◆ RECORDS FOR PROCESSING:
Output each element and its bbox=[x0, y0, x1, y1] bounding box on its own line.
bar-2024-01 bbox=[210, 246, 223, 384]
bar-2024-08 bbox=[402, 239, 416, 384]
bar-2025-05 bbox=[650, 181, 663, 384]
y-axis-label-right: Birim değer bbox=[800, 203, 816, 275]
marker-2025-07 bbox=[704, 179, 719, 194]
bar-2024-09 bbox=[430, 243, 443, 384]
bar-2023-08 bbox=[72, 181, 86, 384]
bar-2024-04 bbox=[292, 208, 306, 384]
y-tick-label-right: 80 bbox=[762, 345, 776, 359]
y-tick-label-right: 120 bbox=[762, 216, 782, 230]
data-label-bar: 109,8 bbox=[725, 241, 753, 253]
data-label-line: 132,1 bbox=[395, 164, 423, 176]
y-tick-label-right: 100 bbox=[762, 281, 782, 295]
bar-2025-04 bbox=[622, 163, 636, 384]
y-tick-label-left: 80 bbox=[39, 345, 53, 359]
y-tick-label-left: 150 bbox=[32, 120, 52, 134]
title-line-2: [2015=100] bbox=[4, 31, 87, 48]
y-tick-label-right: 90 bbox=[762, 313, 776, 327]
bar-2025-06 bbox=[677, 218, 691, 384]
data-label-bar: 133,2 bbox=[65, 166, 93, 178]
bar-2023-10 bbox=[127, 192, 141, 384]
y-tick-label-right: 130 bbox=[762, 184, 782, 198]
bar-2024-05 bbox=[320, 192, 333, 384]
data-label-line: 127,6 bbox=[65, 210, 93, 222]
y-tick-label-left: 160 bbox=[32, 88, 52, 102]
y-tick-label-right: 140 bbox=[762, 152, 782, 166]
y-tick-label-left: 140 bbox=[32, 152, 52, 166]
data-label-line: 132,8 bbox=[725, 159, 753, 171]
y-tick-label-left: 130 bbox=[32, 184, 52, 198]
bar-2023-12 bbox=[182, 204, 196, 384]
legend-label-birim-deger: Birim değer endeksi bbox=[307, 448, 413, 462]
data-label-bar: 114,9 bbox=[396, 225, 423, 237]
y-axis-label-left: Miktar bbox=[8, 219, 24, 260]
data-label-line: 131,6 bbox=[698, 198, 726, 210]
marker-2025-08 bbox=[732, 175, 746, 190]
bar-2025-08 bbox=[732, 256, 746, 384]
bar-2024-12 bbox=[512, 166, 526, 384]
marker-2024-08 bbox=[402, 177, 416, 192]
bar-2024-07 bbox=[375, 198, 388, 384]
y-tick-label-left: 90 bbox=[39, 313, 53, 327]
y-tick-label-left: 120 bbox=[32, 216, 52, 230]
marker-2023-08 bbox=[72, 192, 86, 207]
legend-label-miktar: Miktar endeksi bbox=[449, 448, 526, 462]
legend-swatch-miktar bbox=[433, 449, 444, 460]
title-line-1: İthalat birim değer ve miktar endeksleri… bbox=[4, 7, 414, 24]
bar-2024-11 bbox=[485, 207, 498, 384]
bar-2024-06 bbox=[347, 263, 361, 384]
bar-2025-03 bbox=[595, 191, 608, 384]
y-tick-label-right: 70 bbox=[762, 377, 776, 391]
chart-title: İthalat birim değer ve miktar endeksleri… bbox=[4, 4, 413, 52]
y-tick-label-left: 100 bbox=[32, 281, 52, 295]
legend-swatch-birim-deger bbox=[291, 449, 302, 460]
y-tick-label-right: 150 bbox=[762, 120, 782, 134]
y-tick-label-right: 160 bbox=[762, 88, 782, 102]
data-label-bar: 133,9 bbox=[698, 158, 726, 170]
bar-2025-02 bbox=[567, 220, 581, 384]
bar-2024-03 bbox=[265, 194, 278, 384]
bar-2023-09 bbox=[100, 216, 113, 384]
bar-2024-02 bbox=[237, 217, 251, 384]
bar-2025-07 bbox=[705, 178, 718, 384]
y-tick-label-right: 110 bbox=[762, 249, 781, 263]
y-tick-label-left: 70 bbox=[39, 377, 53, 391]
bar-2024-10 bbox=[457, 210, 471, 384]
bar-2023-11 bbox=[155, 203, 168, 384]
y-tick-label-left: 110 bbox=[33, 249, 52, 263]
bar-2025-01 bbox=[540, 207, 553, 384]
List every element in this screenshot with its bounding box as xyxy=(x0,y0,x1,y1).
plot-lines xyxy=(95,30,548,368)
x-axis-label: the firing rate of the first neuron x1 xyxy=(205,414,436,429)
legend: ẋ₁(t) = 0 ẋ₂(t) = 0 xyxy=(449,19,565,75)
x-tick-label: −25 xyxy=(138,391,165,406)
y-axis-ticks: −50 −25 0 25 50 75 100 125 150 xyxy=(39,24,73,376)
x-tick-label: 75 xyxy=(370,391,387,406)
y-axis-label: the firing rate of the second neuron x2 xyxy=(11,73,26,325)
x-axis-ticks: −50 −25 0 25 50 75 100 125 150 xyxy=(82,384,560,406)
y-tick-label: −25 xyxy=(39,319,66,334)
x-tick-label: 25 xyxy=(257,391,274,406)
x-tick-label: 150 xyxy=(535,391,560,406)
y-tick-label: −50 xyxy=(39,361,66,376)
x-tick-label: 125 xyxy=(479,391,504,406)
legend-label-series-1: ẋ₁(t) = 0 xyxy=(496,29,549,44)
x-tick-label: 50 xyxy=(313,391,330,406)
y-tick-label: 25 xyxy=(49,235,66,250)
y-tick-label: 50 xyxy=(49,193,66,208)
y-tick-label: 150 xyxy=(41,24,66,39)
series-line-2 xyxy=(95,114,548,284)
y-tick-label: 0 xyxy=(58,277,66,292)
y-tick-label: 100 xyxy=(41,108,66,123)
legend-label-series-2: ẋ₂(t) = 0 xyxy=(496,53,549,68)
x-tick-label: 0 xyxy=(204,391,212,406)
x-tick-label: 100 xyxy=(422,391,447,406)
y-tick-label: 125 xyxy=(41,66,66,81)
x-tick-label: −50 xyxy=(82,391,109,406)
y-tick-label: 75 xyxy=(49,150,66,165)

◆ WHAT THE EXERCISE ASKS:
Copy out verbatim every line from the very first one through the line containing "data-label-bar: 109,8 bbox=[725, 241, 753, 253]", including both of those lines.

◆ THE SOLUTION:
Output each element and its bbox=[x0, y0, x1, y1] bounding box on its own line.
bar-2024-01 bbox=[210, 246, 223, 384]
bar-2024-08 bbox=[402, 239, 416, 384]
bar-2025-05 bbox=[650, 181, 663, 384]
y-axis-label-right: Birim değer bbox=[800, 203, 816, 275]
marker-2025-07 bbox=[704, 179, 719, 194]
bar-2024-09 bbox=[430, 243, 443, 384]
bar-2023-08 bbox=[72, 181, 86, 384]
bar-2024-04 bbox=[292, 208, 306, 384]
y-tick-label-right: 80 bbox=[762, 345, 776, 359]
y-tick-label-right: 120 bbox=[762, 216, 782, 230]
data-label-bar: 109,8 bbox=[725, 241, 753, 253]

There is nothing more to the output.